# WRITTEN EXERCISE
Restate, word for word, all of the material shown below.

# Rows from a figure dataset
####

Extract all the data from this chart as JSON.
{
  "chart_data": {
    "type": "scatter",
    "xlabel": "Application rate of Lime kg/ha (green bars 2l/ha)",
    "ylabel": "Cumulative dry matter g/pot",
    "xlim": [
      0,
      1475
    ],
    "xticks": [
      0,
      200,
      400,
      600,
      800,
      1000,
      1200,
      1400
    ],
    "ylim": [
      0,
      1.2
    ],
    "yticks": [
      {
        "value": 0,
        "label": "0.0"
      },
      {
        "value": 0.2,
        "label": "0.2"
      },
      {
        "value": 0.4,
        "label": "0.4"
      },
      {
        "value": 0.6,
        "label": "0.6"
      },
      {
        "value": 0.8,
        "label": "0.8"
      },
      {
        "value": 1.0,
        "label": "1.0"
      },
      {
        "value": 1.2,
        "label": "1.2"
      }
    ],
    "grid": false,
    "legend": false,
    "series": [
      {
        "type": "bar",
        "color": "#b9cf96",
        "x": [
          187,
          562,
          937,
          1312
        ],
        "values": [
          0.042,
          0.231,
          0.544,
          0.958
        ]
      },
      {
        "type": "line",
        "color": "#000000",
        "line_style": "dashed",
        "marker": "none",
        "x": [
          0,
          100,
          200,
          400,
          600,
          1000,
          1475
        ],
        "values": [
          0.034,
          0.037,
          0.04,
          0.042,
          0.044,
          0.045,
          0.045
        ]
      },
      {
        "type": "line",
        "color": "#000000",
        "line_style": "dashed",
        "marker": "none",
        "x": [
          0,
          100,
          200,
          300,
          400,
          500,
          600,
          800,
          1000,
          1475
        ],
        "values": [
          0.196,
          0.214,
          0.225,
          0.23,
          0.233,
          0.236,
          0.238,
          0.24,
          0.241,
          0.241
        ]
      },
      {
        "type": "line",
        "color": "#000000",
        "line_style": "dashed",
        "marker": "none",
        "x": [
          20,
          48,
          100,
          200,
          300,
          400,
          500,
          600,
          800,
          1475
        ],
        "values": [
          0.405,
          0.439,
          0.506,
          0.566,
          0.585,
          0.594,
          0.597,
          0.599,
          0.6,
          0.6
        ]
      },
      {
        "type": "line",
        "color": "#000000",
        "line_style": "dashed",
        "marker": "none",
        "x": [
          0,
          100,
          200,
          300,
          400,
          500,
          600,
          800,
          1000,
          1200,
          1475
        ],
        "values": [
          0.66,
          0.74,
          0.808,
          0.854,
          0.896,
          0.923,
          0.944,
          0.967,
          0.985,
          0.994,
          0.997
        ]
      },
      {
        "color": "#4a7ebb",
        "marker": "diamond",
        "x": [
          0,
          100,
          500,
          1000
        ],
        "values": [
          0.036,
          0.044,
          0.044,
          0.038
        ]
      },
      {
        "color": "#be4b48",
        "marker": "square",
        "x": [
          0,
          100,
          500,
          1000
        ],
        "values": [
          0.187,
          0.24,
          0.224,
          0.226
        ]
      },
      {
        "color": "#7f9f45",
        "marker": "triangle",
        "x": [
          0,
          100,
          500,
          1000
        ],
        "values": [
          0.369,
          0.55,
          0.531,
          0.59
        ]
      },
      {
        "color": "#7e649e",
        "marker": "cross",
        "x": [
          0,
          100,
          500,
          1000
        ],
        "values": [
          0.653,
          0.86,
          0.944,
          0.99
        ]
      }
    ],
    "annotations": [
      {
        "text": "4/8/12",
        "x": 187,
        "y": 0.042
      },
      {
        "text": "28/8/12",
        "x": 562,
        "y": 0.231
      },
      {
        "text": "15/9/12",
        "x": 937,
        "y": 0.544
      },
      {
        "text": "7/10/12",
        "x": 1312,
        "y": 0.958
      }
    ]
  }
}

####

# OUTPUT OF THE TASK
Extract all the data from this chart as JSON.
{
  "chart_data": {
    "type": "scatter",
    "xlabel": "Application rate of Lime kg/ha (green bars 2l/ha)",
    "ylabel": "Cumulative dry matter g/pot",
    "xlim": [
      0,
      1475
    ],
    "xticks": [
      0,
      200,
      400,
      600,
      800,
      1000,
      1200,
      1400
    ],
    "ylim": [
      0,
      1.2
    ],
    "yticks": [
      {
        "value": 0,
        "label": "0.0"
      },
      {
        "value": 0.2,
        "label": "0.2"
      },
      {
        "value": 0.4,
        "label": "0.4"
      },
      {
        "value": 0.6,
        "label": "0.6"
      },
      {
        "value": 0.8,
        "label": "0.8"
      },
      {
        "value": 1.0,
        "label": "1.0"
      },
      {
        "value": 1.2,
        "label": "1.2"
      }
    ],
    "grid": false,
    "legend": false,
    "series": [
      {
        "type": "bar",
        "color": "#b9cf96",
        "x": [
          187,
          562,
          937,
          1312
        ],
        "values": [
          0.042,
          0.231,
          0.544,
          0.958
        ]
      },
      {
        "type": "line",
        "color": "#000000",
        "line_style": "dashed",
        "marker": "none",
        "x": [
          0,
          100,
          200,
          400,
          600,
          1000,
          1475
        ],
        "values": [
          0.034,
          0.037,
          0.04,
          0.042,
          0.044,
          0.045,
          0.045
        ]
      },
      {
        "type": "line",
        "color": "#000000",
        "line_style": "dashed",
        "marker": "none",
        "x": [
          0,
          100,
          200,
          300,
          400,
          500,
          600,
          800,
          1000,
          1475
        ],
        "values": [
          0.196,
          0.214,
          0.225,
          0.23,
          0.233,
          0.236,
          0.238,
          0.24,
          0.241,
          0.241
        ]
      },
      {
        "type": "line",
        "color": "#000000",
        "line_style": "dashed",
        "marker": "none",
        "x": [
          20,
          48,
          100,
          200,
          300,
          400,
          500,
          600,
          800,
          1475
        ],
        "values": [
          0.405,
          0.439,
          0.506,
          0.566,
          0.585,
          0.594,
          0.597,
          0.599,
          0.6,
          0.6
        ]
      },
      {
        "type": "line",
        "color": "#000000",
        "line_style": "dashed",
        "marker": "none",
        "x": [
          0,
          100,
          200,
          300,
          400,
          500,
          600,
          800,
          1000,
          1200,
          1475
        ],
        "values": [
          0.66,
          0.74,
          0.808,
          0.854,
          0.896,
          0.923,
          0.944,
          0.967,
          0.985,
          0.994,
          0.997
        ]
      },
      {
        "color": "#4a7ebb",
        "marker": "diamond",
        "x": [
          0,
          100,
          500,
          1000
        ],
        "values": [
          0.036,
          0.044,
          0.044,
          0.038
        ]
      },
      {
        "color": "#be4b48",
        "marker": "square",
        "x": [
          0,
          100,
          500,
          1000
        ],
        "values": [
          0.187,
          0.24,
          0.224,
          0.226
        ]
      },
      {
        "color": "#7f9f45",
        "marker": "triangle",
        "x": [
          0,
          100,
          500,
          1000
        ],
        "values": [
          0.369,
          0.55,
          0.531,
          0.59
        ]
      },
      {
        "color": "#7e649e",
        "marker": "cross",
        "x": [
          0,
          100,
          500,
          1000
        ],
        "values": [
          0.653,
          0.86,
          0.944,
          0.99
        ]
      }
    ],
    "annotations": [
      {
        "text": "4/8/12",
        "x": 187,
        "y": 0.042
      },
      {
        "text": "28/8/12",
        "x": 562,
        "y": 0.231
      },
      {
        "text": "15/9/12",
        "x": 937,
        "y": 0.544
      },
      {
        "text": "7/10/12",
        "x": 1312,
        "y": 0.958
      }
    ]
  }
}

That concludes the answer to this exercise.